Draft Armed Forces Act 2006 (Amendment of Schedule 2) Order 2017

24 January 2018

    The Committee consisted of the following Members:

    Chair: Ms Nadine Dorries

    † Campbell, Mr Alan (Tynemouth) (Lab)

    † Crabb, Stephen (Preseli Pembrokeshire) (Con)

    † Duguid, David (Banff and Buchan) (Con)

    † Ellwood, Mr Tobias (Parliamentary Under-Secretary of State for Defence)

    † Glindon, Mary (North Tyneside) (Lab)

    † Graham, Richard (Gloucester) (Con)

    † Harrison, Trudy (Copeland) (Con)

    † Jones, Gerald (Merthyr Tydfil and Rhymney) (Lab)

    † Monaghan, Carol (Glasgow North West) (SNP)

    † Moore, Damien (Southport) (Con)

    † Morton, Wendy (Aldridge-Brownhills) (Con)

    Onasanya, Fiona (Peterborough) (Lab)

    † Timms, Stephen (East Ham) (Lab)

    † Trevelyan, Mrs Anne-Marie (Berwick-upon-Tweed) (Con)

    † Umunna, Chuka (Streatham) (Lab)

    † Williams, Dr Paul (Stockton South) (Lab)

    † Wragg, Mr William (Hazel Grove) (Con)

    Katya Cassidy, Jack Dent, Committee Clerks

    † attended the Committee

    Third Delegated Legislation Committee

    Wednesday 24 January 2018

    [Ms Nadine Dorries in the Chair]

    Draft Armed Forces Act 2006 (Amendment of Schedule 2) Order 2017

  • I beg to move,

    That the Committee has considered the draft Armed Forces Act 2006 (Amendment of Schedule 2) Order 2017.

Problems to work on →
1. According to the committee record, which Member represented Glasgow North West?
2. Carry the committee record on the draft Armed Forces Act order forward from its last sentence.
The entries that come after this are separate material and have nothing to do with the committee record.

Entries provided →
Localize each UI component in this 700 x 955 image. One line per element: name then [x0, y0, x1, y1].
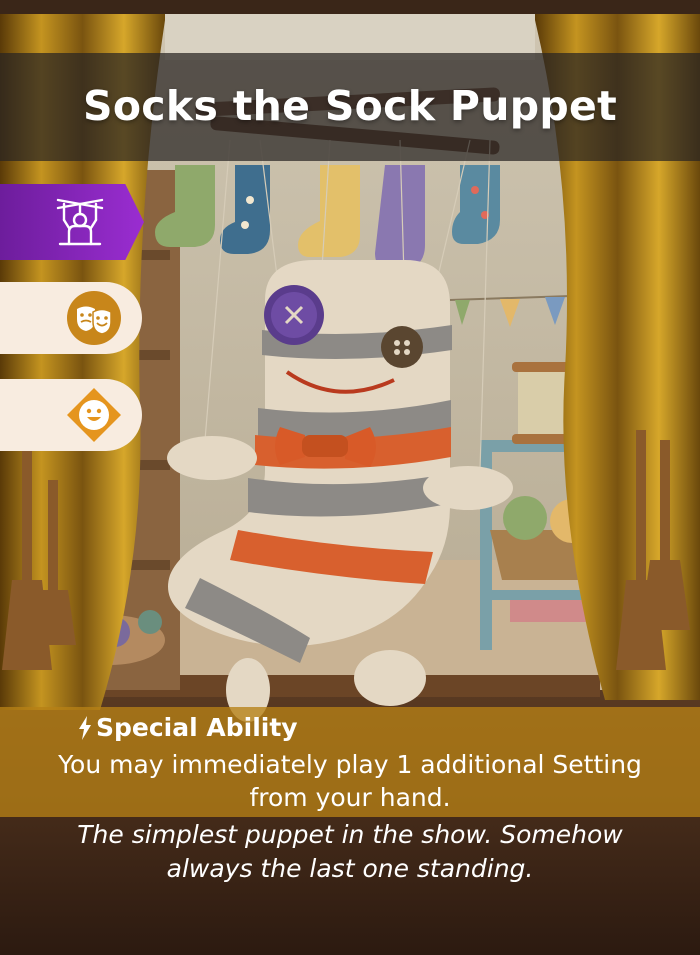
flavor-text: The simplest puppet in the show. Somehow… — [77, 820, 623, 883]
smiley-diamond-icon — [67, 388, 121, 442]
mood-tab — [0, 379, 142, 451]
ability-heading: Special Ability — [78, 713, 298, 742]
ability-heading-label: Special Ability — [96, 713, 298, 742]
ability-text: You may immediately play 1 additional Se… — [58, 750, 642, 812]
trait-tab — [0, 282, 142, 354]
thread-spool — [518, 368, 568, 440]
lightning-bolt-icon — [79, 715, 91, 740]
marionette-icon — [56, 198, 104, 246]
character-card: Socks the Sock Puppet Special Ability Yo… — [0, 0, 700, 955]
card-title: Socks the Sock Puppet — [83, 82, 617, 130]
button-eye — [381, 326, 423, 368]
role-tab — [0, 184, 144, 260]
yarn-ball — [503, 496, 547, 540]
theater-masks-icon — [67, 291, 121, 345]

Responses by task →
1. Carol Monaghan (SNP).

2.
    It is a pleasure to rise in support of this draft order to amend the Armed Forces Act 2006. I bring the attention of the Chair and the Committee to the Register of Members’ Financial Interests—I am a member of the reservists. It is on that note that I will begin, underlining the importance of why discipline is so important in our armed forces and why we need to continue to amend and advance the 2006 Act.

    As I hope all hon. Members agree, we in this country can be proud of the professionalism of our armed forces, which is revered and recognised in NATO among our allies, and respected and feared by our adversaries. That professionalism is there because our armed forces are disciplined. The people that sign up to wear the uniform are therefore able to meet the high standards we set for them, and that is reflected in the values that we support and promote throughout the world. If we do not maintain that high standard of discipline, the cohesion of the unit ceases to function as it should do, and we would not be able to operate in the manner in which we wish. Likewise, the responsible commander would not be able to conduct the activities or meet the commitments expected of him or her.

    Discipline is therefore crucial. It is arguably different in the world of the armed forces from other areas of life, because if that discipline erodes in any form whatever in the armed forces, the functionality itself changes. Sometimes, because of the isolation in which we place units of our armed forces, the responsibility of any unit commander is arguably higher than in other walks of life. We must therefore give any commander, whether on a ship, in a fighting force on the ground or in a squadron in the sky, the necessary control over the other personnel in the unit to ensure that discipline is retained and maintained at all times.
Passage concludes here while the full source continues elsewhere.